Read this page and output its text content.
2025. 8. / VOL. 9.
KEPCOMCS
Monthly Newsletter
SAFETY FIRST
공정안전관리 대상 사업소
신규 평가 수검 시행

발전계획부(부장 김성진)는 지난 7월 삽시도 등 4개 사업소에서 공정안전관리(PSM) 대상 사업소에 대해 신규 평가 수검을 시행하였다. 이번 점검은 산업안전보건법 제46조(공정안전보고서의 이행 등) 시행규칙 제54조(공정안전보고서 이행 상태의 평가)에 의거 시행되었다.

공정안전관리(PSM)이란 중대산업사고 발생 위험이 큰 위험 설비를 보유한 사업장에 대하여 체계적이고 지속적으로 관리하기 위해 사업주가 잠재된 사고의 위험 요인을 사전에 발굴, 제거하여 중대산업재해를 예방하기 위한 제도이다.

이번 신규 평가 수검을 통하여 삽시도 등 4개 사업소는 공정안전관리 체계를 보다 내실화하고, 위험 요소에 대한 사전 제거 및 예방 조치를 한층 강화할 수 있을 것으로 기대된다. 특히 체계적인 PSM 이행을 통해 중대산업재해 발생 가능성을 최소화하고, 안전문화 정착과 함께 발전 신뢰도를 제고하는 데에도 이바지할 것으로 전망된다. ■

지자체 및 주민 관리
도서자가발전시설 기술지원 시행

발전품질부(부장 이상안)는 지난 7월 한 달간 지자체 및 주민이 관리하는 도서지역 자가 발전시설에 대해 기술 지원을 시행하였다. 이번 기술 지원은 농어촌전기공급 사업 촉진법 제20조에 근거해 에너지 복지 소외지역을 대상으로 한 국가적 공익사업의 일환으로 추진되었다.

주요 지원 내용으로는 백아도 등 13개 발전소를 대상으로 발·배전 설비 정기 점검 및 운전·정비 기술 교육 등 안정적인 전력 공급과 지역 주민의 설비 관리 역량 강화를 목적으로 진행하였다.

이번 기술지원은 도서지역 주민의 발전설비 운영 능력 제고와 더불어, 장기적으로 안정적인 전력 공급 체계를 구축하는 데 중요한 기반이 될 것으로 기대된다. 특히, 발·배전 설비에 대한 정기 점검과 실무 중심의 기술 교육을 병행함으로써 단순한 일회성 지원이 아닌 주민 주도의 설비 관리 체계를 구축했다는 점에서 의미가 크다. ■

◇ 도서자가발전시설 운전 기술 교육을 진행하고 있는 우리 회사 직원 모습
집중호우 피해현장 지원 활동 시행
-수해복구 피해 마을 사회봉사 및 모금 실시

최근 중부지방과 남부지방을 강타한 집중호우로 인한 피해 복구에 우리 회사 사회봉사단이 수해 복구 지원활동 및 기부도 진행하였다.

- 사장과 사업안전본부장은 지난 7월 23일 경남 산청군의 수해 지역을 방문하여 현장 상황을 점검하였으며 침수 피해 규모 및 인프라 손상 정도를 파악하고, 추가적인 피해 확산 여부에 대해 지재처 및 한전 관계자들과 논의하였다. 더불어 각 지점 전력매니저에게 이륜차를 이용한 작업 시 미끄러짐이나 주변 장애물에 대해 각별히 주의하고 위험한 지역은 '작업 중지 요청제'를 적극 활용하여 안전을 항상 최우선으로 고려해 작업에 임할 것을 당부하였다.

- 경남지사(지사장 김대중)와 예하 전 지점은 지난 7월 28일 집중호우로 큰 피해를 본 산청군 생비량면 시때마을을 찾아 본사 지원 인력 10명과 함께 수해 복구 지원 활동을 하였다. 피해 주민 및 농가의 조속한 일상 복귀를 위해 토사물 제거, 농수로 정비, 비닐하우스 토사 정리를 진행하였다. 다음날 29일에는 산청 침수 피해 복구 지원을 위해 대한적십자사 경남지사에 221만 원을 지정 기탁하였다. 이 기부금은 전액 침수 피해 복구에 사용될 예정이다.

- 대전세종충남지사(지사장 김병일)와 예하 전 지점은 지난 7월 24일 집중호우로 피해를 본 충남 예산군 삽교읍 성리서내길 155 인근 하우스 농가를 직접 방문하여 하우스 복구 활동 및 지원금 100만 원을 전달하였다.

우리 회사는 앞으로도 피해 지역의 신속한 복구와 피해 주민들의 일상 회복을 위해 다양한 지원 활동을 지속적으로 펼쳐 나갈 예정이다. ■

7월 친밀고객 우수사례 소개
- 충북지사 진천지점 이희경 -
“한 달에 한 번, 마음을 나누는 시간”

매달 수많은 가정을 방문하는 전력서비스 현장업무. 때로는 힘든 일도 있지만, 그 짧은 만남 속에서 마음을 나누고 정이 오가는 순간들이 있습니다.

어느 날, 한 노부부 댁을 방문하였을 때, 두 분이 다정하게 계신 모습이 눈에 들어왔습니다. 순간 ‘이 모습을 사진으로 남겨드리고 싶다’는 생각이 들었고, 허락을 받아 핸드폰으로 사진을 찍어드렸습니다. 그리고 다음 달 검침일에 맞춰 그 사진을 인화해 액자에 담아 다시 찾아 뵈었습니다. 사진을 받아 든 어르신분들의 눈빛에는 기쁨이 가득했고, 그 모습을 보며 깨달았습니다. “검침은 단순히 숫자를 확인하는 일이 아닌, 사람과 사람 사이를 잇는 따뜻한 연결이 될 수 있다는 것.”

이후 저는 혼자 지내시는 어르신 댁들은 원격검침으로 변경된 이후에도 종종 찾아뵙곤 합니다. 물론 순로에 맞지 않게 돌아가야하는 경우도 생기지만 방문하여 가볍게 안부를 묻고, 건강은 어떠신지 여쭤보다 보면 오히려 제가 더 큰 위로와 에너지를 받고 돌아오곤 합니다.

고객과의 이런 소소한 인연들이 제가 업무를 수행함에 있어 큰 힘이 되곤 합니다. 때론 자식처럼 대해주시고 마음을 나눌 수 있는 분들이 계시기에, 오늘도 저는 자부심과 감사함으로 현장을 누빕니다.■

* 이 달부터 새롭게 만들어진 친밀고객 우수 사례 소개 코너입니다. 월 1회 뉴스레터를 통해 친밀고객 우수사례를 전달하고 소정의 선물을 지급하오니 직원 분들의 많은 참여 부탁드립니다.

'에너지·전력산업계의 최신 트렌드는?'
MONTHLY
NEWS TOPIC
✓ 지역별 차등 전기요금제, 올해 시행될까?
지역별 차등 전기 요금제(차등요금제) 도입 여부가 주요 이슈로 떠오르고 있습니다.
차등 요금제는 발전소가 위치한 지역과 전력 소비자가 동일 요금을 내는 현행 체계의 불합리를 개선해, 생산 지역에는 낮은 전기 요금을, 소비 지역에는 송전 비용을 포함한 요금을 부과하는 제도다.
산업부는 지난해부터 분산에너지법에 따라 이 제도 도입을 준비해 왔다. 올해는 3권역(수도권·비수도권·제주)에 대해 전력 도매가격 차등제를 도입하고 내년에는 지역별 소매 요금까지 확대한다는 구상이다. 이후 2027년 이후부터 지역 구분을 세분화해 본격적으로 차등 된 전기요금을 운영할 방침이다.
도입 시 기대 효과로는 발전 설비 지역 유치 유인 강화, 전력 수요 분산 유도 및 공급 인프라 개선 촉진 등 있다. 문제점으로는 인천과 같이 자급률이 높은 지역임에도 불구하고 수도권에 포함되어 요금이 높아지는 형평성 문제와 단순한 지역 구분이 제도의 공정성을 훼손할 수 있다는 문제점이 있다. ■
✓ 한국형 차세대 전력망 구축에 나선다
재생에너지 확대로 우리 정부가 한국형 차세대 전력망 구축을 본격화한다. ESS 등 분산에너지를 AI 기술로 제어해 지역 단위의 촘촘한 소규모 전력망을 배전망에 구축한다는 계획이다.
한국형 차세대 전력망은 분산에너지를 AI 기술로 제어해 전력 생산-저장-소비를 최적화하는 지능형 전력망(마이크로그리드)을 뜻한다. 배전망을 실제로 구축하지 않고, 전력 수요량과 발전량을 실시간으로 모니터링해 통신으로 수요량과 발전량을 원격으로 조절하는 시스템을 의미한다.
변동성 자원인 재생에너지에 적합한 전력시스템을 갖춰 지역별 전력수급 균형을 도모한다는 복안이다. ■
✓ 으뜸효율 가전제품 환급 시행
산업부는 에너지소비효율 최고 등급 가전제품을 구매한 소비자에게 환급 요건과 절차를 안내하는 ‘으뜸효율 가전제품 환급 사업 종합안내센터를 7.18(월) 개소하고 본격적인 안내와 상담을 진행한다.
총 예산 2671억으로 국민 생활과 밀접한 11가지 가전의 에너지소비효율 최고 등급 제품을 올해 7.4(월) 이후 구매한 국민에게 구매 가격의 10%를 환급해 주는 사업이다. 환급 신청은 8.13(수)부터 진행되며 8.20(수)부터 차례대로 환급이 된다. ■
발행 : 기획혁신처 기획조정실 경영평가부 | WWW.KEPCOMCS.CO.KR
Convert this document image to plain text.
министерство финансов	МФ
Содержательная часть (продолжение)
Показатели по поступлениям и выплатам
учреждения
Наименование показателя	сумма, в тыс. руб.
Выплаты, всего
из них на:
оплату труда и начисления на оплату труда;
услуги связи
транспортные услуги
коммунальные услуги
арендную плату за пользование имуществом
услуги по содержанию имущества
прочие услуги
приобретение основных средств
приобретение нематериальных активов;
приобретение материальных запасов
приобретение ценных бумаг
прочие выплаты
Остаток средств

★ ★ ★

Every line from the line containing "Convert this document image to plain text." to the last line of the material above must be repeated exactly, and no other line.

Convert this document image to plain text.
министерство финансов	МФ
Содержательная часть (продолжение)
Показатели по поступлениям и выплатам
учреждения
Наименование показателя	сумма, в тыс. руб.
Выплаты, всего
из них на:
оплату труда и начисления на оплату труда;
услуги связи
транспортные услуги
коммунальные услуги
арендную плату за пользование имуществом
услуги по содержанию имущества
прочие услуги
приобретение основных средств
приобретение нематериальных активов;
приобретение материальных запасов
приобретение ценных бумаг
прочие выплаты
Остаток средств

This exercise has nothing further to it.